Exercise task: Omit all images. Write out the rest of the material exactly.

Records from a data collection
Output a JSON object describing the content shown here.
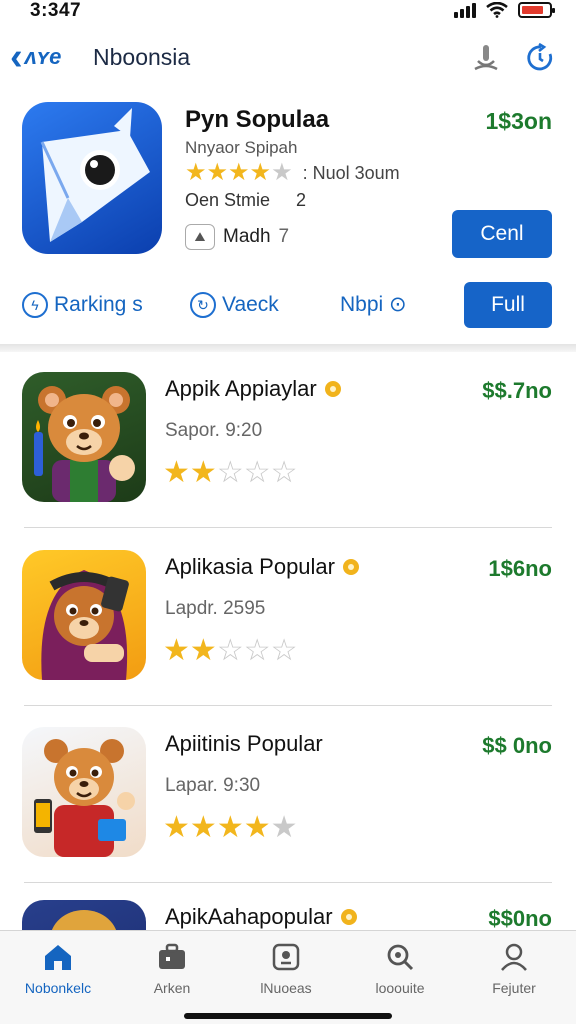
{
  "status": {
    "time": "3:347"
  },
  "nav": {
    "back_label": "ʌʏe",
    "title": "Nboonsia",
    "icons": [
      "mic-icon",
      "refresh-icon"
    ]
  },
  "featured": {
    "title": "Pyn Sopulaa",
    "subtitle": "Nnyaor Spipah",
    "rating": 4,
    "reviews": ": Nuol 3oum",
    "line3_label": "Oen Stmie",
    "line3_num": "2",
    "line4_label": "Madh",
    "line4_num": "7",
    "price": "1$3on",
    "get_label": "Cenl",
    "actions": [
      {
        "label": "Rarking s",
        "icon": "bolt-icon"
      },
      {
        "label": "Vaeck",
        "icon": "chat-refresh-icon"
      },
      {
        "label": "Nbpi ⊙",
        "icon": ""
      }
    ],
    "full_label": "Full"
  },
  "apps": [
    {
      "name": "Appik Appiaylar",
      "sub": "Sapor. 9:20",
      "price": "$$.7no",
      "rating": 2.5
    },
    {
      "name": "Aplikasia Popular",
      "sub": "Lapdr. 2595",
      "price": "1$6no",
      "rating": 2.5
    },
    {
      "name": "Apiitinis Popular",
      "sub": "Lapar. 9:30",
      "price": "$$ 0no",
      "rating": 4
    },
    {
      "name": "ApikAahapopular",
      "sub": "",
      "price": "$$0no",
      "rating": 0
    }
  ],
  "tabs": [
    {
      "label": "Nobonkelc",
      "icon": "home-icon",
      "active": true
    },
    {
      "label": "Arken",
      "icon": "briefcase-icon",
      "active": false
    },
    {
      "label": "lNuoeas",
      "icon": "badge-icon",
      "active": false
    },
    {
      "label": "looouite",
      "icon": "search-icon",
      "active": false
    },
    {
      "label": "Fejuter",
      "icon": "person-icon",
      "active": false
    }
  ],
  "colors": {
    "accent": "#1664c8",
    "price": "#1d7a2d",
    "star": "#f2b61d"
  }
}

Completed exercise:
Output a JSON object describing the content shown here.
{
  "status": {
    "time": "3:347"
  },
  "nav": {
    "back_label": "ʌʏe",
    "title": "Nboonsia",
    "icons": [
      "mic-icon",
      "refresh-icon"
    ]
  },
  "featured": {
    "title": "Pyn Sopulaa",
    "subtitle": "Nnyaor Spipah",
    "rating": 4,
    "reviews": ": Nuol 3oum",
    "line3_label": "Oen Stmie",
    "line3_num": "2",
    "line4_label": "Madh",
    "line4_num": "7",
    "price": "1$3on",
    "get_label": "Cenl",
    "actions": [
      {
        "label": "Rarking s",
        "icon": "bolt-icon"
      },
      {
        "label": "Vaeck",
        "icon": "chat-refresh-icon"
      },
      {
        "label": "Nbpi ⊙",
        "icon": ""
      }
    ],
    "full_label": "Full"
  },
  "apps": [
    {
      "name": "Appik Appiaylar",
      "sub": "Sapor. 9:20",
      "price": "$$.7no",
      "rating": 2.5
    },
    {
      "name": "Aplikasia Popular",
      "sub": "Lapdr. 2595",
      "price": "1$6no",
      "rating": 2.5
    },
    {
      "name": "Apiitinis Popular",
      "sub": "Lapar. 9:30",
      "price": "$$ 0no",
      "rating": 4
    },
    {
      "name": "ApikAahapopular",
      "sub": "",
      "price": "$$0no",
      "rating": 0
    }
  ],
  "tabs": [
    {
      "label": "Nobonkelc",
      "icon": "home-icon",
      "active": true
    },
    {
      "label": "Arken",
      "icon": "briefcase-icon",
      "active": false
    },
    {
      "label": "lNuoeas",
      "icon": "badge-icon",
      "active": false
    },
    {
      "label": "looouite",
      "icon": "search-icon",
      "active": false
    },
    {
      "label": "Fejuter",
      "icon": "person-icon",
      "active": false
    }
  ],
  "colors": {
    "accent": "#1664c8",
    "price": "#1d7a2d",
    "star": "#f2b61d"
  }
}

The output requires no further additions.